# Provided text:
↓

It’s been an interesting experience exploring visual literacy in a place where we can’t access much of the images the world wide web has on offer. It’s taking me a loong time to download a photo I’d like to use in my class.
The task at hand, nevertheless, is reading visually.
This excerpt from ISTE’s Media Literacy is a good place to start with this subject.
I’ve seen good teachers here in China use visuals as a way to improve English speaking and writing with English Language Learners. It’s the best way to open students up and give them a little freedom in conversation. With questions, it’s a good way to get students, who(m?) otherwise wouldn’t, to speak.
Also, it’s a good opportunity to explore how the world works – advertising, messages in the media, etc.
The center for Media Literacy has loads of resources, such as this one:
While I’m still waiting for my selected photo to use with my class to download, I’d also like to mention that while teaching media literacy skills seems to be the obvious lesson in all this, it might also be an opportune time to go over image copyright.

↑

# About this exercise:
Rewrite the post on visual literacy starting at "This excerpt from" and ending at "over image copyright.", switching "China" to "Korea". Rely on the text alone.

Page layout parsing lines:
↓

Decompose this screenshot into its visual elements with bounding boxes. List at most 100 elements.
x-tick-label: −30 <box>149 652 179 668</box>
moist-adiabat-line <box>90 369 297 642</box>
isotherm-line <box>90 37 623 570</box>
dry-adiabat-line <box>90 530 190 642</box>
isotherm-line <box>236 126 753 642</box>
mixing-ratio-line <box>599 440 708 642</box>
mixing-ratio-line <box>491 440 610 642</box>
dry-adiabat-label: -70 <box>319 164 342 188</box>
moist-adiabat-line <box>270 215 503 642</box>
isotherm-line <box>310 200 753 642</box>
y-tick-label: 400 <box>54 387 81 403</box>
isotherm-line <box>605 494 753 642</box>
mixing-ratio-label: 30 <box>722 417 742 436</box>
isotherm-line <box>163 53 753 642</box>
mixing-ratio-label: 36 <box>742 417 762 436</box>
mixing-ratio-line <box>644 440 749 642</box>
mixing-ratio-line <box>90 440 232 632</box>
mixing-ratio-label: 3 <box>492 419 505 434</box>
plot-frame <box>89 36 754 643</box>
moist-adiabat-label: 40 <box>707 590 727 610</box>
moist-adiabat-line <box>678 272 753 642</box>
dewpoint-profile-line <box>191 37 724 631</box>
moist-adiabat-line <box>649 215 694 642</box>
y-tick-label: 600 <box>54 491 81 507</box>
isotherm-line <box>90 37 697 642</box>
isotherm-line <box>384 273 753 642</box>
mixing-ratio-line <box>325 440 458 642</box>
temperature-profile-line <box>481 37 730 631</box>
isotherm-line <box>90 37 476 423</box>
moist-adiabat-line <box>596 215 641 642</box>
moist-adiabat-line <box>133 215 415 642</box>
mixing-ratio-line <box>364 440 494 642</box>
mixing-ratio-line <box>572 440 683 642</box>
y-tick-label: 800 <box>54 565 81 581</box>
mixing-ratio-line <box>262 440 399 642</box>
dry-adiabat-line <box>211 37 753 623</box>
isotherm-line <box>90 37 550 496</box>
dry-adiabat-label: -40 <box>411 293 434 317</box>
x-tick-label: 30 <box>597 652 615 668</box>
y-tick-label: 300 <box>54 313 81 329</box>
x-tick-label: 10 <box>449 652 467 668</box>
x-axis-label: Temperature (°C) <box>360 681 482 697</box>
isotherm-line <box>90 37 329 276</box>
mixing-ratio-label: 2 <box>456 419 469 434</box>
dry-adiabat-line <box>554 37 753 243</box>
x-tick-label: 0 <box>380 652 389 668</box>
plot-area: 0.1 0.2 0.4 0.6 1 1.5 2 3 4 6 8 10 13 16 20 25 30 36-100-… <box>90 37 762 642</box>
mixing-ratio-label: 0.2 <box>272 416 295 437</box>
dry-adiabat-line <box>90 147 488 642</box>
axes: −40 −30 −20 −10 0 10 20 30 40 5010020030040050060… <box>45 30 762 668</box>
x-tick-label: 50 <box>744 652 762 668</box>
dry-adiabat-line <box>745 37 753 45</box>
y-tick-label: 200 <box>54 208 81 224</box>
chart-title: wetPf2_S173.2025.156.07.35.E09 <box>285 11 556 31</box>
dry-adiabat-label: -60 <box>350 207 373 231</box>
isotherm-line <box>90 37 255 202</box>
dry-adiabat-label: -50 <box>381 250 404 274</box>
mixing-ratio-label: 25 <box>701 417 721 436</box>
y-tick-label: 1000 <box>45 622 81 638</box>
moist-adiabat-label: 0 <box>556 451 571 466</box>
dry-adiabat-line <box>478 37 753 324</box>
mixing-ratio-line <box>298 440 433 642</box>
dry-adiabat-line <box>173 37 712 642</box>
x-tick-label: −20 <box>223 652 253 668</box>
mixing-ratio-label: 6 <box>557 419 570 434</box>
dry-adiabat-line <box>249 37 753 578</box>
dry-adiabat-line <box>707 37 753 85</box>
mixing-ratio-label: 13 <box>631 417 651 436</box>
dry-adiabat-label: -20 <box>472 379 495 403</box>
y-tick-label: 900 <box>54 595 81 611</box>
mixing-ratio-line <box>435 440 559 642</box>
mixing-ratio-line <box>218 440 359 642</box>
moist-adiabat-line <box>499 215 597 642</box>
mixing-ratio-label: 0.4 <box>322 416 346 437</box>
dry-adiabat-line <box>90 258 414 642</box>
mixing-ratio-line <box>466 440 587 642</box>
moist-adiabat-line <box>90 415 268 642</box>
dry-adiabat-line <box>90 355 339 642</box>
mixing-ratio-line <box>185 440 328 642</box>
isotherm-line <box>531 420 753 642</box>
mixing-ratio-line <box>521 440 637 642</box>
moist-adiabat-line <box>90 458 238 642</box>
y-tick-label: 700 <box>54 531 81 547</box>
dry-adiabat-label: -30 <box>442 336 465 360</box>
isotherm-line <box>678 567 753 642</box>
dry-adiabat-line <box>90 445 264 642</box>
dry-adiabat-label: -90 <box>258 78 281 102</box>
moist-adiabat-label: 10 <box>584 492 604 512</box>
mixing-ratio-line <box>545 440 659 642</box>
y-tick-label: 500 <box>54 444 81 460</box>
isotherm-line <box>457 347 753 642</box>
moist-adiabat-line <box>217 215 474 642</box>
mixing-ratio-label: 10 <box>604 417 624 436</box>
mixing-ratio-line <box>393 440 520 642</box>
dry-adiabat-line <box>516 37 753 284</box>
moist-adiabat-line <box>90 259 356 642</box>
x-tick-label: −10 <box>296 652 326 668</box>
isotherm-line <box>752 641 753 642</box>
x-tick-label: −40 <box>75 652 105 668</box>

↑

# Your solution:
This excerpt from ISTE’s Media Literacy is a good place to start with this subject.
I’ve seen good teachers here in Korea use visuals as a way to improve English speaking and writing with English Language Learners. It’s the best way to open students up and give them a little freedom in conversation. With questions, it’s a good way to get students, who(m?) otherwise wouldn’t, to speak.
Also, it’s a good opportunity to explore how the world works – advertising, messages in the media, etc.
The center for Media Literacy has loads of resources, such as this one:
While I’m still waiting for my selected photo to use with my class to download, I’d also like to mention that while teaching media literacy skills seems to be the obvious lesson in all this, it might also be an opportune time to go over image copyright.